_TASK DESCRIPTION_
Please transcribe the records precisely; pictures stay out of your copy.

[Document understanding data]
"""

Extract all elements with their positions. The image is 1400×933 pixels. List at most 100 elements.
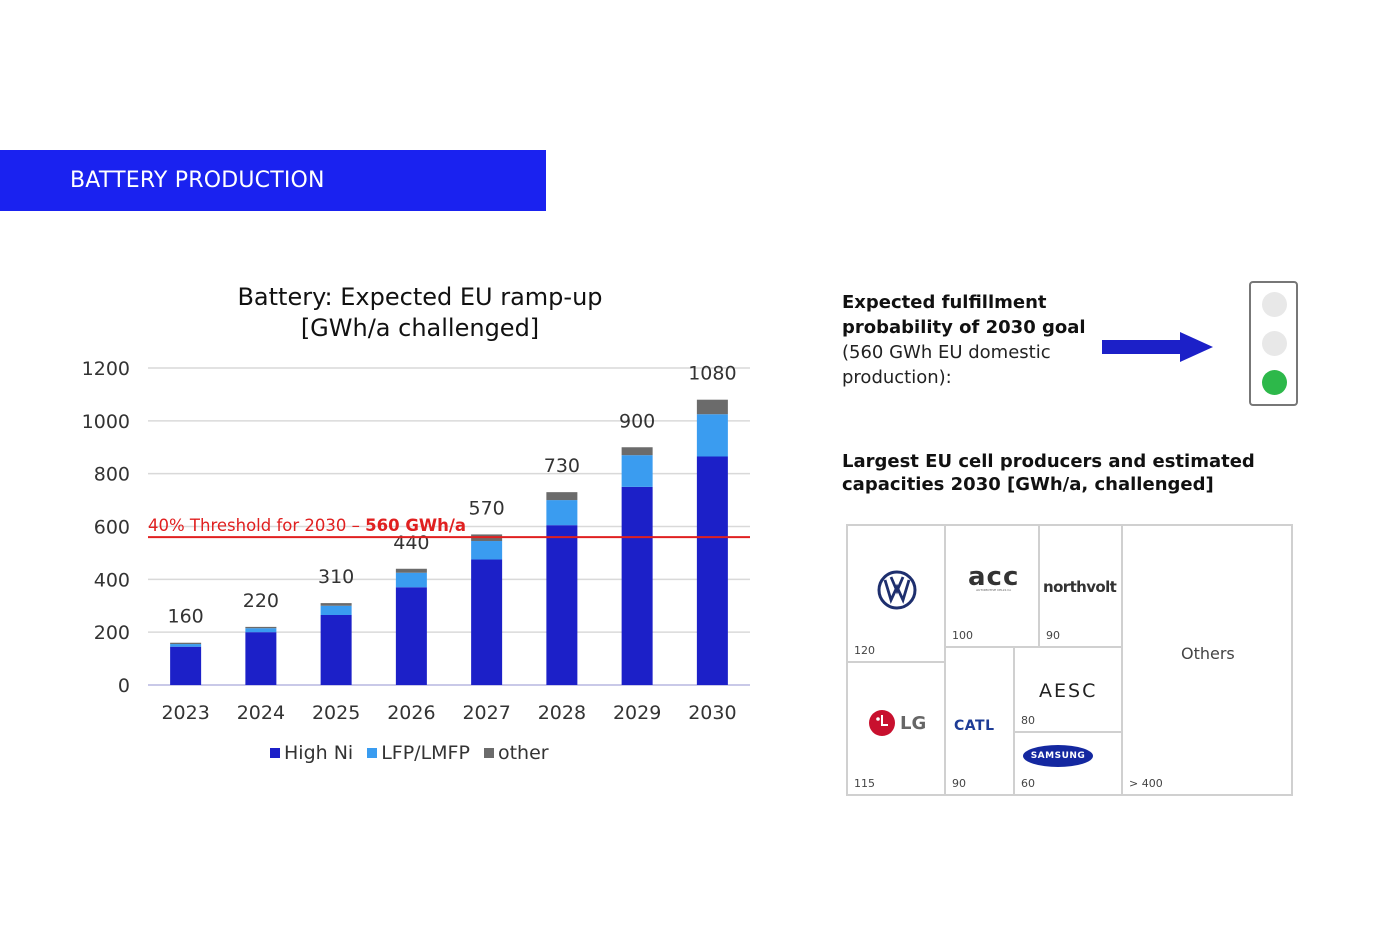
- y-tick-1200: 1200: [82, 358, 130, 380]
- bar-2025-high-ni: [320, 614, 352, 685]
- cell-catl-capacity: 90: [952, 777, 966, 790]
- cell-others-capacity: > 400: [1129, 777, 1163, 790]
- x-tick-2028: 2028: [538, 702, 586, 724]
- threshold-label-prefix: 40% Threshold for 2030 –: [148, 516, 365, 535]
- cell-acc: acc AUTOMOTIVE CELLS Co 100: [944, 524, 1040, 648]
- bar-2028-lfp-lmfp: [546, 500, 578, 526]
- goal-line2: probability of 2030 goal: [842, 317, 1086, 338]
- acc-logo-subtext: AUTOMOTIVE CELLS Co: [976, 588, 1012, 592]
- bar-2024-high-ni: [245, 632, 277, 685]
- producers-title: Largest EU cell producers and estimated …: [842, 450, 1255, 496]
- legend-label-high-ni: High Ni: [284, 742, 354, 764]
- y-tick-200: 200: [94, 622, 130, 644]
- bar-2030-high-ni: [696, 456, 728, 685]
- goal-description: Expected fulfillment probability of 2030…: [842, 290, 1086, 390]
- traffic-light-middle: [1262, 331, 1287, 356]
- bar-2027-lfp-lmfp: [471, 541, 503, 560]
- y-tick-400: 400: [94, 569, 130, 591]
- legend-swatch-lfp: [367, 748, 378, 758]
- total-label-2025: 310: [318, 566, 354, 588]
- cell-aesc-capacity: 80: [1021, 714, 1035, 727]
- legend-item-other: other: [483, 742, 549, 764]
- acc-logo-text: acc: [968, 562, 1020, 592]
- bar-2025-other: [320, 603, 352, 606]
- bar-2024-other: [245, 626, 277, 629]
- cell-aesc: AESC 80: [1013, 646, 1123, 733]
- total-label-2023: 160: [167, 606, 203, 628]
- acc-logo: acc AUTOMOTIVE CELLS Co: [968, 562, 1020, 592]
- goal-line1: Expected fulfillment: [842, 292, 1047, 313]
- vw-logo-icon: [877, 570, 917, 610]
- section-title: BATTERY PRODUCTION: [70, 168, 325, 193]
- traffic-light-top: [1262, 292, 1287, 317]
- y-tick-1000: 1000: [82, 411, 130, 433]
- catl-logo: CATL: [954, 718, 995, 734]
- producers-title-line2: capacities 2030 [GWh/a, challenged]: [842, 474, 1214, 495]
- producers-treemap: 120 acc AUTOMOTIVE CELLS Co 100 northvol…: [846, 524, 1293, 796]
- total-label-2028: 730: [544, 455, 580, 477]
- bar-2029-high-ni: [621, 486, 653, 685]
- arrow-right-icon: [1102, 332, 1213, 362]
- bar-2026-other: [395, 568, 427, 573]
- chart-title-line2: [GWh/a challenged]: [300, 314, 540, 342]
- section-banner: [0, 150, 546, 211]
- x-tick-2027: 2027: [462, 702, 510, 724]
- chart-y-ticks: 0 200 400 600 800 1000 1200: [82, 358, 130, 697]
- bar-2029-other: [621, 447, 653, 456]
- cell-northvolt-capacity: 90: [1046, 629, 1060, 642]
- cell-samsung: SAMSUNG 60: [1013, 731, 1123, 796]
- bar-2030-lfp-lmfp: [696, 414, 728, 457]
- x-tick-2026: 2026: [387, 702, 435, 724]
- chart-bars: [170, 399, 728, 685]
- bar-2023-lfp-lmfp: [170, 644, 202, 647]
- aesc-logo: AESC: [1039, 680, 1098, 702]
- bar-2026-high-ni: [395, 587, 427, 685]
- legend-label-other: other: [497, 742, 549, 764]
- chart-x-ticks: 2023 2024 2025 2026 2027 2028 2029 2030: [161, 702, 736, 724]
- x-tick-2025: 2025: [312, 702, 360, 724]
- lg-logo: LG: [868, 709, 926, 737]
- bar-2029-lfp-lmfp: [621, 455, 653, 487]
- bar-2028-high-ni: [546, 525, 578, 685]
- threshold-label-value: 560 GWh/a: [365, 516, 466, 535]
- traffic-light: [1249, 281, 1298, 406]
- traffic-light-bottom: [1262, 370, 1287, 395]
- cell-vw-capacity: 120: [854, 644, 875, 657]
- x-tick-2029: 2029: [613, 702, 661, 724]
- cell-lg-capacity: 115: [854, 777, 875, 790]
- lg-logo-text: LG: [900, 712, 927, 734]
- cell-lg: LG 115: [846, 661, 946, 796]
- y-tick-800: 800: [94, 464, 130, 486]
- legend-item-lfp: LFP/LMFP: [367, 742, 470, 764]
- cell-samsung-capacity: 60: [1021, 777, 1035, 790]
- cell-acc-capacity: 100: [952, 629, 973, 642]
- x-tick-2023: 2023: [161, 702, 209, 724]
- others-label: Others: [1181, 644, 1235, 663]
- x-tick-2030: 2030: [688, 702, 736, 724]
- cell-northvolt: northvolt 90: [1038, 524, 1123, 648]
- chart-legend: High Ni LFP/LMFP other: [270, 742, 549, 764]
- producers-title-line1: Largest EU cell producers and estimated: [842, 451, 1255, 472]
- y-tick-600: 600: [94, 517, 130, 539]
- cell-catl: CATL 90: [944, 646, 1015, 796]
- bar-2024-lfp-lmfp: [245, 628, 277, 633]
- legend-swatch-other: [483, 748, 494, 758]
- legend-swatch-high-ni: [270, 748, 280, 758]
- chart-title: Battery: Expected EU ramp-up [GWh/a chal…: [150, 282, 690, 344]
- legend-item-high-ni: High Ni: [270, 742, 353, 764]
- bar-2023-high-ni: [170, 646, 202, 685]
- chart-title-line1: Battery: Expected EU ramp-up: [237, 283, 603, 311]
- northvolt-logo: northvolt: [1043, 578, 1117, 596]
- total-label-2027: 570: [468, 497, 504, 519]
- cell-others: Others > 400: [1121, 524, 1293, 796]
- samsung-logo: SAMSUNG: [1023, 745, 1093, 767]
- bar-2023-other: [170, 642, 202, 645]
- lg-face-icon: [869, 710, 895, 736]
- total-label-2024: 220: [243, 590, 279, 612]
- goal-line3: (560 GWh EU domestic: [842, 342, 1051, 363]
- total-label-2029: 900: [619, 410, 655, 432]
- total-label-2030: 1080: [688, 363, 736, 385]
- goal-line4: production):: [842, 367, 952, 388]
- y-tick-0: 0: [118, 675, 130, 697]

"""

_RESULT BELOW_
Extract all elements with their positions. The image is 1400×933 pixels. List at most 100 elements.
- y-tick-1200: 1200: [82, 358, 130, 380]
- bar-2025-high-ni: [320, 614, 352, 685]
- cell-catl-capacity: 90: [952, 777, 966, 790]
- cell-others-capacity: > 400: [1129, 777, 1163, 790]
- x-tick-2028: 2028: [538, 702, 586, 724]
- threshold-label-prefix: 40% Threshold for 2030 –: [148, 516, 365, 535]
- cell-acc: acc AUTOMOTIVE CELLS Co 100: [944, 524, 1040, 648]
- bar-2028-lfp-lmfp: [546, 500, 578, 526]
- goal-line2: probability of 2030 goal: [842, 317, 1086, 338]
- acc-logo-subtext: AUTOMOTIVE CELLS Co: [976, 588, 1012, 592]
- bar-2024-high-ni: [245, 632, 277, 685]
- producers-title: Largest EU cell producers and estimated …: [842, 450, 1255, 496]
- legend-label-high-ni: High Ni: [284, 742, 354, 764]
- y-tick-200: 200: [94, 622, 130, 644]
- bar-2030-high-ni: [696, 456, 728, 685]
- goal-description: Expected fulfillment probability of 2030…: [842, 290, 1086, 390]
- traffic-light-middle: [1262, 331, 1287, 356]
- bar-2027-lfp-lmfp: [471, 541, 503, 560]
- y-tick-400: 400: [94, 569, 130, 591]
- legend-swatch-lfp: [367, 748, 378, 758]
- total-label-2025: 310: [318, 566, 354, 588]
- cell-aesc-capacity: 80: [1021, 714, 1035, 727]
- legend-item-other: other: [483, 742, 549, 764]
- acc-logo-text: acc: [968, 562, 1020, 592]
- bar-2025-other: [320, 603, 352, 606]
- bar-2024-other: [245, 626, 277, 629]
- cell-aesc: AESC 80: [1013, 646, 1123, 733]
- total-label-2023: 160: [167, 606, 203, 628]
- acc-logo: acc AUTOMOTIVE CELLS Co: [968, 562, 1020, 592]
- goal-line1: Expected fulfillment: [842, 292, 1047, 313]
- vw-logo-icon: [877, 570, 917, 610]
- section-title: BATTERY PRODUCTION: [70, 168, 325, 193]
- traffic-light-top: [1262, 292, 1287, 317]
- y-tick-1000: 1000: [82, 411, 130, 433]
- catl-logo: CATL: [954, 718, 995, 734]
- producers-title-line2: capacities 2030 [GWh/a, challenged]: [842, 474, 1214, 495]
- producers-treemap: 120 acc AUTOMOTIVE CELLS Co 100 northvol…: [846, 524, 1293, 796]
- total-label-2028: 730: [544, 455, 580, 477]
- bar-2029-high-ni: [621, 486, 653, 685]
- arrow-right-icon: [1102, 332, 1213, 362]
- bar-2026-other: [395, 568, 427, 573]
- chart-title-line2: [GWh/a challenged]: [300, 314, 540, 342]
- section-banner: [0, 150, 546, 211]
- x-tick-2027: 2027: [462, 702, 510, 724]
- chart-y-ticks: 0 200 400 600 800 1000 1200: [82, 358, 130, 697]
- bar-2029-other: [621, 447, 653, 456]
- cell-northvolt-capacity: 90: [1046, 629, 1060, 642]
- cell-samsung: SAMSUNG 60: [1013, 731, 1123, 796]
- bar-2030-lfp-lmfp: [696, 414, 728, 457]
- x-tick-2026: 2026: [387, 702, 435, 724]
- chart-bars: [170, 399, 728, 685]
- bar-2023-lfp-lmfp: [170, 644, 202, 647]
- aesc-logo: AESC: [1039, 680, 1098, 702]
- bar-2026-high-ni: [395, 587, 427, 685]
- legend-label-other: other: [497, 742, 549, 764]
- chart-x-ticks: 2023 2024 2025 2026 2027 2028 2029 2030: [161, 702, 736, 724]
- x-tick-2025: 2025: [312, 702, 360, 724]
- lg-logo: LG: [868, 709, 926, 737]
- bar-2029-lfp-lmfp: [621, 455, 653, 487]
- bar-2028-high-ni: [546, 525, 578, 685]
- threshold-label-value: 560 GWh/a: [365, 516, 466, 535]
- traffic-light: [1249, 281, 1298, 406]
- traffic-light-bottom: [1262, 370, 1287, 395]
- cell-vw-capacity: 120: [854, 644, 875, 657]
- x-tick-2029: 2029: [613, 702, 661, 724]
- cell-lg-capacity: 115: [854, 777, 875, 790]
- lg-logo-text: LG: [900, 712, 927, 734]
- cell-lg: LG 115: [846, 661, 946, 796]
- y-tick-800: 800: [94, 464, 130, 486]
- legend-item-lfp: LFP/LMFP: [367, 742, 470, 764]
- cell-samsung-capacity: 60: [1021, 777, 1035, 790]
- cell-acc-capacity: 100: [952, 629, 973, 642]
- x-tick-2023: 2023: [161, 702, 209, 724]
- others-label: Others: [1181, 644, 1235, 663]
- x-tick-2030: 2030: [688, 702, 736, 724]
- cell-northvolt: northvolt 90: [1038, 524, 1123, 648]
- chart-legend: High Ni LFP/LMFP other: [270, 742, 549, 764]
- producers-title-line1: Largest EU cell producers and estimated: [842, 451, 1255, 472]
- y-tick-600: 600: [94, 517, 130, 539]
- cell-catl: CATL 90: [944, 646, 1015, 796]
- bar-2024-lfp-lmfp: [245, 628, 277, 633]
- legend-swatch-other: [483, 748, 494, 758]
- legend-swatch-high-ni: [270, 748, 280, 758]
- chart-title: Battery: Expected EU ramp-up [GWh/a chal…: [150, 282, 690, 344]
- legend-item-high-ni: High Ni: [270, 742, 353, 764]
- bar-2023-high-ni: [170, 646, 202, 685]
- chart-title-line1: Battery: Expected EU ramp-up: [237, 283, 603, 311]
- northvolt-logo: northvolt: [1043, 578, 1117, 596]
- total-label-2027: 570: [468, 497, 504, 519]
- cell-others: Others > 400: [1121, 524, 1293, 796]
- samsung-logo: SAMSUNG: [1023, 745, 1093, 767]
- bar-2023-other: [170, 642, 202, 645]
- lg-face-icon: [869, 710, 895, 736]
- total-label-2024: 220: [243, 590, 279, 612]
- goal-line3: (560 GWh EU domestic: [842, 342, 1051, 363]
- total-label-2029: 900: [619, 410, 655, 432]
- total-label-2030: 1080: [688, 363, 736, 385]
- goal-line4: production):: [842, 367, 952, 388]
- y-tick-0: 0: [118, 675, 130, 697]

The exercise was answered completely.